■ **TO BE DONE**
Filter the records for lines holding the string "n销并用".

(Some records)
START

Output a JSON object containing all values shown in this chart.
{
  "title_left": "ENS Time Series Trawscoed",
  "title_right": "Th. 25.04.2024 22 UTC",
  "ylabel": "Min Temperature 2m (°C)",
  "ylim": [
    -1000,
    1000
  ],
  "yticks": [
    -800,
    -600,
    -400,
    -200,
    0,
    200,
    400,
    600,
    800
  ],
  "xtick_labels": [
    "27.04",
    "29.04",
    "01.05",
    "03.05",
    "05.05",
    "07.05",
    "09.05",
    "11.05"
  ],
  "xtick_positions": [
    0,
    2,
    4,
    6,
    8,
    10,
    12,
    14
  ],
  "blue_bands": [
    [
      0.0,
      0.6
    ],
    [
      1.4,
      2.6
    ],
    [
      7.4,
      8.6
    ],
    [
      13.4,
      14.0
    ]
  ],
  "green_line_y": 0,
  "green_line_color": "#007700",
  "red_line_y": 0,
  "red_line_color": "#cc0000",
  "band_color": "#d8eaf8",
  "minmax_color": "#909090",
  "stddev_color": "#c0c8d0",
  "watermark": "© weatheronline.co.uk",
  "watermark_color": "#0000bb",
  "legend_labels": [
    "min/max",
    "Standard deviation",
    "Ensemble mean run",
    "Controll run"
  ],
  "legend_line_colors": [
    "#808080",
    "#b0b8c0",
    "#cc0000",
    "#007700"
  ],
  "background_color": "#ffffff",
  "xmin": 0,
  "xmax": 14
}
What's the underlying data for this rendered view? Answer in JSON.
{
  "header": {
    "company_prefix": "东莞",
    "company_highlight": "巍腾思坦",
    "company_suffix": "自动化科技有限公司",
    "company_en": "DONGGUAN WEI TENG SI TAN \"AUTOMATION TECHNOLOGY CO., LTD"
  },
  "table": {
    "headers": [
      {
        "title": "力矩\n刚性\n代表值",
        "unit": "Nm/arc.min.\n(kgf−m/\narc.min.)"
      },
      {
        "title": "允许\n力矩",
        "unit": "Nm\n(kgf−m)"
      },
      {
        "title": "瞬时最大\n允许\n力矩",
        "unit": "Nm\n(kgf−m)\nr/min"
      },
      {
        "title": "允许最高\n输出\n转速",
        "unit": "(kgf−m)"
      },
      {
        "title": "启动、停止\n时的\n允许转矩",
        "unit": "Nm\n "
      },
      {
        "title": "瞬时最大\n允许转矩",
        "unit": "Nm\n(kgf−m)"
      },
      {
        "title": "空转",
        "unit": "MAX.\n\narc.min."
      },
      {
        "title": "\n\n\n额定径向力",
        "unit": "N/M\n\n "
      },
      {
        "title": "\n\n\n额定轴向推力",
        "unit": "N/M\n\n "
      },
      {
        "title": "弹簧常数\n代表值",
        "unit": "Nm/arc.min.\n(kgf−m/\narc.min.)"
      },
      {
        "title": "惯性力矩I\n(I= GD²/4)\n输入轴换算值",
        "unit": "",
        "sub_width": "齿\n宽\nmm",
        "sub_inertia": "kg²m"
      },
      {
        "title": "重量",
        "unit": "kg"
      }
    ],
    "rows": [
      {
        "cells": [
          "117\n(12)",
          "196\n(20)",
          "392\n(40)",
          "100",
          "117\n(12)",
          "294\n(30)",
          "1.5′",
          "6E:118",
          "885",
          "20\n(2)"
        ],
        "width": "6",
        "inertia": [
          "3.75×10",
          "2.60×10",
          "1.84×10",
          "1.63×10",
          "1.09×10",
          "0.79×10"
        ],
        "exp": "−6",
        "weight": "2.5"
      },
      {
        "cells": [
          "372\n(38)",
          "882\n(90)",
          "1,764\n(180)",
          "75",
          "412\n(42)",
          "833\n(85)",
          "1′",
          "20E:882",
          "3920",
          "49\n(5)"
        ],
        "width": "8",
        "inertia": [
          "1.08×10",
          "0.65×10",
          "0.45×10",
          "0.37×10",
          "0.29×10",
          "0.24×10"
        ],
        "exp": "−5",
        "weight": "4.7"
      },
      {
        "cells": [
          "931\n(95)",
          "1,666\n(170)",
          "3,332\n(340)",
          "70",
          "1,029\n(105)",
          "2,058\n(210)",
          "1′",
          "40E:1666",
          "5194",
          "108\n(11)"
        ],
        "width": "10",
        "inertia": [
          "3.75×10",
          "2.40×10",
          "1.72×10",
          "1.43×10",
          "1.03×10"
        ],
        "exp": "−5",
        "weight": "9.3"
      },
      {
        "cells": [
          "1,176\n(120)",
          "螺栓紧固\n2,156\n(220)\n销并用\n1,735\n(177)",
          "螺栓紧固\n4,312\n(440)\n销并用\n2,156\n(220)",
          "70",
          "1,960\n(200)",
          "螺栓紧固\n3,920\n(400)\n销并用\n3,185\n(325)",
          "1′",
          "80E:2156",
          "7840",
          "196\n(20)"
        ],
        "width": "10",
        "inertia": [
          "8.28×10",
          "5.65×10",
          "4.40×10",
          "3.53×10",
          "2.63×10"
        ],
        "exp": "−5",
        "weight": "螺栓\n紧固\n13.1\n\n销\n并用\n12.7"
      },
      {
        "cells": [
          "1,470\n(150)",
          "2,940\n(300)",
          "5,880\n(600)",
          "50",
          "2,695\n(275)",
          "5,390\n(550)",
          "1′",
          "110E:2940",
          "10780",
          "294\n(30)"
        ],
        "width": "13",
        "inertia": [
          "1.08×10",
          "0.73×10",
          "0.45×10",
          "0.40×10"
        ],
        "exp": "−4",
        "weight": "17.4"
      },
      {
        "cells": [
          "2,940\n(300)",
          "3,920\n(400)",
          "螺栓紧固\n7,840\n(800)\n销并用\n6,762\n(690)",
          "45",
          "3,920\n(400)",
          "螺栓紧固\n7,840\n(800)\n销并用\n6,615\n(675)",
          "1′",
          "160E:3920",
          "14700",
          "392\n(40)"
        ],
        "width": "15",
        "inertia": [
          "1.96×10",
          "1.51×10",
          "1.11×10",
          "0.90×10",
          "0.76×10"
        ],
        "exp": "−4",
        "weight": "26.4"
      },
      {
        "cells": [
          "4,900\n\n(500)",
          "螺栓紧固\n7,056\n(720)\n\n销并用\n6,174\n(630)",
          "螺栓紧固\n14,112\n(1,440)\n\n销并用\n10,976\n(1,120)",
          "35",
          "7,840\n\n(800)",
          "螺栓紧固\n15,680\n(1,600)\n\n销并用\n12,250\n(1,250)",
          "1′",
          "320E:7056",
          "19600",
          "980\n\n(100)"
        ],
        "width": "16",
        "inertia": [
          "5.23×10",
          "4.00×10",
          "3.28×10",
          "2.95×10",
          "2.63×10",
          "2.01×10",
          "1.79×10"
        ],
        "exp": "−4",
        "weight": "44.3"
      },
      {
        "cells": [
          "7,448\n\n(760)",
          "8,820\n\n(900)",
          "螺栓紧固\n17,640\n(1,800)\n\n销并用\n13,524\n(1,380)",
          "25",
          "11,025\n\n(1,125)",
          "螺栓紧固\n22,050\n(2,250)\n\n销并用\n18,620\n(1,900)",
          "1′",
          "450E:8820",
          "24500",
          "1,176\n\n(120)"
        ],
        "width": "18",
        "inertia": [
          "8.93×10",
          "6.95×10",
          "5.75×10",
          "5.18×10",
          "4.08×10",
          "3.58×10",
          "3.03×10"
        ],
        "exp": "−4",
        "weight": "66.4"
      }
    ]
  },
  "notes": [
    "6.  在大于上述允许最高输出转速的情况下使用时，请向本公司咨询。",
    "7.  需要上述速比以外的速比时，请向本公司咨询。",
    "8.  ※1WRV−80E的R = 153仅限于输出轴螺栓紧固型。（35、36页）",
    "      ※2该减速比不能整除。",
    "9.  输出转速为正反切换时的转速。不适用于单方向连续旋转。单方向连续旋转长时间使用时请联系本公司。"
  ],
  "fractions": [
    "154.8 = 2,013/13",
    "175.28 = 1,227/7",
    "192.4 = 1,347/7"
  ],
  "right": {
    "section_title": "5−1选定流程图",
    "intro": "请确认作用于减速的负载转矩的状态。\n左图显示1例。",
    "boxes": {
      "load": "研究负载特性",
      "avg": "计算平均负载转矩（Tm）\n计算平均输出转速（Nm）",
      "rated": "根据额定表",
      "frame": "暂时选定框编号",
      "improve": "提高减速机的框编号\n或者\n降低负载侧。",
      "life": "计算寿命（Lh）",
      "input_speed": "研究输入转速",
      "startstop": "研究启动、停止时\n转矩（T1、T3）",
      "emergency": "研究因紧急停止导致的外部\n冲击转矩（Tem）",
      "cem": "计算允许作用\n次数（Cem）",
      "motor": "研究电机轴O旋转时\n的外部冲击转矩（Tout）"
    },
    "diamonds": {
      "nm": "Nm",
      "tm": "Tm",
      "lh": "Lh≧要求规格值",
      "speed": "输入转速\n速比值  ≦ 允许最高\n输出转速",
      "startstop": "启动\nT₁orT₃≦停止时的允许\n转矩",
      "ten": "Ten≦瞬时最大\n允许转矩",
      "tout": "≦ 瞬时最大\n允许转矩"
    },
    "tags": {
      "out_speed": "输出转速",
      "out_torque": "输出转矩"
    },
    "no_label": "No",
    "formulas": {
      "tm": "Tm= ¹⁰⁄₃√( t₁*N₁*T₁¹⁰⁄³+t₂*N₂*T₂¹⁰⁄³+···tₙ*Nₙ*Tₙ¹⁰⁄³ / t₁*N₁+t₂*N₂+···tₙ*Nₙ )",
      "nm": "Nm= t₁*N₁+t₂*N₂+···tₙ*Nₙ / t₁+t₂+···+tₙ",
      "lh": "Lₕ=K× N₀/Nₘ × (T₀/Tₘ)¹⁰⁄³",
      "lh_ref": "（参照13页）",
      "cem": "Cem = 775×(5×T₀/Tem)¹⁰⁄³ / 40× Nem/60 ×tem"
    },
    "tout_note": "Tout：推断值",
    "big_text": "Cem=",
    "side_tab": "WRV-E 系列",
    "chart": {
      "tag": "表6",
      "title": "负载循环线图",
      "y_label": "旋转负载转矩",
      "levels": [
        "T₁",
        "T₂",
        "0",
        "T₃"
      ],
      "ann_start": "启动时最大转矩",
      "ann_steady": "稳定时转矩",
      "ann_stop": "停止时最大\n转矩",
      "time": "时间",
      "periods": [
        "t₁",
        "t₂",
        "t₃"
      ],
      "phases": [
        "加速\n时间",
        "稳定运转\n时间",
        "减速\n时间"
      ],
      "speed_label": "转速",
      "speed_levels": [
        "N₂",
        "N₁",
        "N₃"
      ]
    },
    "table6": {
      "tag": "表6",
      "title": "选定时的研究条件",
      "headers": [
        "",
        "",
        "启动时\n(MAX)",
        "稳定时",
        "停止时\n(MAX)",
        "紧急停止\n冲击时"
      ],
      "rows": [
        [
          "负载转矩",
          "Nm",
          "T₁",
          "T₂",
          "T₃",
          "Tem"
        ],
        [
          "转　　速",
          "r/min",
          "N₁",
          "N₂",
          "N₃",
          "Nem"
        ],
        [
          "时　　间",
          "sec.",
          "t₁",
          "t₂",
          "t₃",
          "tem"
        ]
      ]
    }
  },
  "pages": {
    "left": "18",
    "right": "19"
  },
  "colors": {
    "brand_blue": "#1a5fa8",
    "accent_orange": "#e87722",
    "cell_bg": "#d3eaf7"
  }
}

END

■ **ANSWER IN FULL**
          "螺栓紧固\n2,156\n(220)\n销并用\n1,735\n(177)",
          "螺栓紧固\n4,312\n(440)\n销并用\n2,156\n(220)",
          "螺栓紧固\n3,920\n(400)\n销并用\n3,185\n(325)",
          "螺栓紧固\n7,840\n(800)\n销并用\n6,762\n(690)",
          "螺栓紧固\n7,840\n(800)\n销并用\n6,615\n(675)",
          "螺栓紧固\n7,056\n(720)\n\n销并用\n6,174\n(630)",
          "螺栓紧固\n14,112\n(1,440)\n\n销并用\n10,976\n(1,120)",
          "螺栓紧固\n15,680\n(1,600)\n\n销并用\n12,250\n(1,250)",
          "螺栓紧固\n17,640\n(1,800)\n\n销并用\n13,524\n(1,380)",
          "螺栓紧固\n22,050\n(2,250)\n\n销并用\n18,620\n(1,900)",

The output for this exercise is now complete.